#### WHAT TO PRODUCE
From the entries that follow, gather each line holding the word "chômage".

#### DATA FOR PROCESSING

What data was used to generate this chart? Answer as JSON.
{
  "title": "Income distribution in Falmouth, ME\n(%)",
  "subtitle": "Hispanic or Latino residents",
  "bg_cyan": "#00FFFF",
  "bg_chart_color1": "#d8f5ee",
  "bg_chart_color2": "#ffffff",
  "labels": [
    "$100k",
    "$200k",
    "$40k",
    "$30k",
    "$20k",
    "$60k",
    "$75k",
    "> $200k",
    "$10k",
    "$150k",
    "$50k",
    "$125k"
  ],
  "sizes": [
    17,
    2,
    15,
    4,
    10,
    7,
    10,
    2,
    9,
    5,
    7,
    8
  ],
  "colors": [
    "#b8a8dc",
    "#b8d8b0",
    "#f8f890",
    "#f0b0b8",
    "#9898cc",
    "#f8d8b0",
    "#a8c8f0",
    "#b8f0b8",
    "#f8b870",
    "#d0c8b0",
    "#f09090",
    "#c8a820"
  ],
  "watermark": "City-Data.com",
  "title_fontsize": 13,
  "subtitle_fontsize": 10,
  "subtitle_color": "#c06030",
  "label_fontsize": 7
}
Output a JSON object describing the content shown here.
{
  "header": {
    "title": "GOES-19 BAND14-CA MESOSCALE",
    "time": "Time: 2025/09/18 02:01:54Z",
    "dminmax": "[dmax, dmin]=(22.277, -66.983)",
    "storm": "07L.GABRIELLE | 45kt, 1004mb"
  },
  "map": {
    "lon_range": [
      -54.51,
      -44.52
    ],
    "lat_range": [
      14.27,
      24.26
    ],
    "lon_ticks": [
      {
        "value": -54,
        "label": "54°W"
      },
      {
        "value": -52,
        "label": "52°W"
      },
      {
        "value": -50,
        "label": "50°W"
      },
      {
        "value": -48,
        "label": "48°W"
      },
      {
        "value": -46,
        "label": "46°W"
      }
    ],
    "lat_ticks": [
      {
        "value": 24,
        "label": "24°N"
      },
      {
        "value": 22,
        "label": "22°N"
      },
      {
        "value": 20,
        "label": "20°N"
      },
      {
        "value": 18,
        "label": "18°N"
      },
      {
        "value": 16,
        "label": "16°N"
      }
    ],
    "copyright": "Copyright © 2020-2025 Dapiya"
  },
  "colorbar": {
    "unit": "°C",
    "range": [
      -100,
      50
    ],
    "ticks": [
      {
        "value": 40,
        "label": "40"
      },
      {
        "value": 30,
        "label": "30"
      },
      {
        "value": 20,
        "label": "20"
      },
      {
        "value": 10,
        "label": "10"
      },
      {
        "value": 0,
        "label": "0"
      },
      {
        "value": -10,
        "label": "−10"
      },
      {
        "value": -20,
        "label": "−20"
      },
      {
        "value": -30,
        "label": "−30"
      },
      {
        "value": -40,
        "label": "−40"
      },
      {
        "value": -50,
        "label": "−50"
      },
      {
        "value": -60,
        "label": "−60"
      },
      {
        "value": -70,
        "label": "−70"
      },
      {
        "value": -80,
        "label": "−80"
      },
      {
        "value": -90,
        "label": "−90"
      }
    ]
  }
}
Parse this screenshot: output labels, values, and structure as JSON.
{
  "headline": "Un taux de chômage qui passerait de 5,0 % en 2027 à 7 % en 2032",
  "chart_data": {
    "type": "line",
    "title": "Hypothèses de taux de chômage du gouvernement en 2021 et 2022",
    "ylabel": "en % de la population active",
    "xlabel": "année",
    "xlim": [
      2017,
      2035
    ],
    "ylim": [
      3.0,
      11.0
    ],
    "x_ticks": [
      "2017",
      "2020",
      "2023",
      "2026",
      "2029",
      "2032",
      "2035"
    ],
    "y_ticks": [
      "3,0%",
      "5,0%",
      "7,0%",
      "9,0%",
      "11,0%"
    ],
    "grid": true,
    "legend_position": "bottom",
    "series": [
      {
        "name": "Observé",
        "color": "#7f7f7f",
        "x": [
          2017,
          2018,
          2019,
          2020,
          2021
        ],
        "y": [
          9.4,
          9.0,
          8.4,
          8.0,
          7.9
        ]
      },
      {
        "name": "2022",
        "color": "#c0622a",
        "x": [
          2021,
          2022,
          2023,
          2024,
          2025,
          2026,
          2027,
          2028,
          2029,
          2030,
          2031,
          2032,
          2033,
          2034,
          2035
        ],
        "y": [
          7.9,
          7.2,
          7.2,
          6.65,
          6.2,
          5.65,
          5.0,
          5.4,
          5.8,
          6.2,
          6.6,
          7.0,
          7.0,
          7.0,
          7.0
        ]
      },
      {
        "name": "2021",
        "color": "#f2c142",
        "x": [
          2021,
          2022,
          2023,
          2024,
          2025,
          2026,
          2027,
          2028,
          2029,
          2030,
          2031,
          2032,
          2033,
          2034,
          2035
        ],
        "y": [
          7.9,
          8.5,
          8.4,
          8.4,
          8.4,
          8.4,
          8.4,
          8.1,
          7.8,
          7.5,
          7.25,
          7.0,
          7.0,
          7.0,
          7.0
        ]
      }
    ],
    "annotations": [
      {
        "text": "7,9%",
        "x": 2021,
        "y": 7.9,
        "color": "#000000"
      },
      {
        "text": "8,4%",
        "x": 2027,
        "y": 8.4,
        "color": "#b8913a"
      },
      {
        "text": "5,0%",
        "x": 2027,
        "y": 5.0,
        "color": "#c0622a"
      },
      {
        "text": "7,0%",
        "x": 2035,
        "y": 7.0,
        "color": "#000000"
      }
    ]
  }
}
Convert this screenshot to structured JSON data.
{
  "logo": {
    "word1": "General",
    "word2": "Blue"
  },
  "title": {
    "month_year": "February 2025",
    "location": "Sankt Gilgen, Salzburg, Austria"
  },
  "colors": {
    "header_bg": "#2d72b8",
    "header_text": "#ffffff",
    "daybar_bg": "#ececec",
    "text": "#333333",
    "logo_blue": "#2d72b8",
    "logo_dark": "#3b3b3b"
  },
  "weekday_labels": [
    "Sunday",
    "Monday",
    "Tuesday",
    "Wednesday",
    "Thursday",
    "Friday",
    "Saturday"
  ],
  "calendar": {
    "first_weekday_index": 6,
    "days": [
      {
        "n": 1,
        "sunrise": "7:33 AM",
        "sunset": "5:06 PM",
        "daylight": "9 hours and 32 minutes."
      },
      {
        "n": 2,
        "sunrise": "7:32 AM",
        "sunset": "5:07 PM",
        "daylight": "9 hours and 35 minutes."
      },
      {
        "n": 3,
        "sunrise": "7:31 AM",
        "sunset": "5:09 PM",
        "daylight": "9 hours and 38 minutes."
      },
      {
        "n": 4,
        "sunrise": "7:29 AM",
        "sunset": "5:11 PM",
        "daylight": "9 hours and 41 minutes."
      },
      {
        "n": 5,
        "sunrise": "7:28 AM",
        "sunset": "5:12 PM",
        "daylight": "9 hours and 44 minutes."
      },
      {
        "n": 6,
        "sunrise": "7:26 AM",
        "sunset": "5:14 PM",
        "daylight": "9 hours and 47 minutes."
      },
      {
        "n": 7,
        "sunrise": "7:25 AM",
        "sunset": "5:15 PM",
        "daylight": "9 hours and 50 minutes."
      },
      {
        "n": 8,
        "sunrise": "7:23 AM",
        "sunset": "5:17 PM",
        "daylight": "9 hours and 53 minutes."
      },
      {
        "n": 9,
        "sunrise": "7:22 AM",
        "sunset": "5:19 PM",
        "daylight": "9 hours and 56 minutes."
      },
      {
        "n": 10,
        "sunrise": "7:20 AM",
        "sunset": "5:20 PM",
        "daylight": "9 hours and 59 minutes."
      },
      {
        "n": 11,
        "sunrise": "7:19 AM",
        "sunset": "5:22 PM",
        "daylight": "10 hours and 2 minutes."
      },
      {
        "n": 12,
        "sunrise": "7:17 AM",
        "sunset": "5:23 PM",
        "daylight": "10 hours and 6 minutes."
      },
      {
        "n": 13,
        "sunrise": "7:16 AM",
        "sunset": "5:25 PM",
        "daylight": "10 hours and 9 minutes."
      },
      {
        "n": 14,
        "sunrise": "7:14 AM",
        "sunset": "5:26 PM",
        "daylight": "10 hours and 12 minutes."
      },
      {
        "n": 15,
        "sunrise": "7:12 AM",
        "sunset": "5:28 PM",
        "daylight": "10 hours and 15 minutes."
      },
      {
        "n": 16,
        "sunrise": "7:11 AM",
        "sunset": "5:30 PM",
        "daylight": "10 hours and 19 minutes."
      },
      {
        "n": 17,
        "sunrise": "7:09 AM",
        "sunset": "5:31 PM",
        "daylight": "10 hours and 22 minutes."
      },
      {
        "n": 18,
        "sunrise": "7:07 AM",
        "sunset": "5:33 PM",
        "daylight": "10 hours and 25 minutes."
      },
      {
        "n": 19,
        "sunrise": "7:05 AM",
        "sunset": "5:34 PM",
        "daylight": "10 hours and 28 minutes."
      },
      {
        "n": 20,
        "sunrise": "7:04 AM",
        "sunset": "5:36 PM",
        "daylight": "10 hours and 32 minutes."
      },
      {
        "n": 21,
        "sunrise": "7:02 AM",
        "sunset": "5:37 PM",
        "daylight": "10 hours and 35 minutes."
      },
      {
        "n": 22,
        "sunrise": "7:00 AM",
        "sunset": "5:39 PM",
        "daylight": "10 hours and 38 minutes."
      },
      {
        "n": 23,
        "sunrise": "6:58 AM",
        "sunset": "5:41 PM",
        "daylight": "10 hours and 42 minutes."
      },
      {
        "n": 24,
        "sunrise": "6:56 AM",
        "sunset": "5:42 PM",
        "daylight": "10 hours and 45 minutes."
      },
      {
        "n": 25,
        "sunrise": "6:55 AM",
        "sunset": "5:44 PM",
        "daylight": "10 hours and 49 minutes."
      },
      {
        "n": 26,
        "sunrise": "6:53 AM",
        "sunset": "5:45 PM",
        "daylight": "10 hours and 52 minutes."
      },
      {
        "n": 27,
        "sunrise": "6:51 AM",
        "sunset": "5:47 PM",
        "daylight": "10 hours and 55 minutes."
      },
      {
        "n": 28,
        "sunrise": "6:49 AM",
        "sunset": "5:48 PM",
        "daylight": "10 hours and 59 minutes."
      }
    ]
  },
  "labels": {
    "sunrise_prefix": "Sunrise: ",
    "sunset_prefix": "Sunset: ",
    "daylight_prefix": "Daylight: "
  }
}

#### ANSWER TO THIS TASK
  "headline": "Un taux de chômage qui passerait de 5,0 % en 2027 à 7 % en 2032",
    "title": "Hypothèses de taux de chômage du gouvernement en 2021 et 2022",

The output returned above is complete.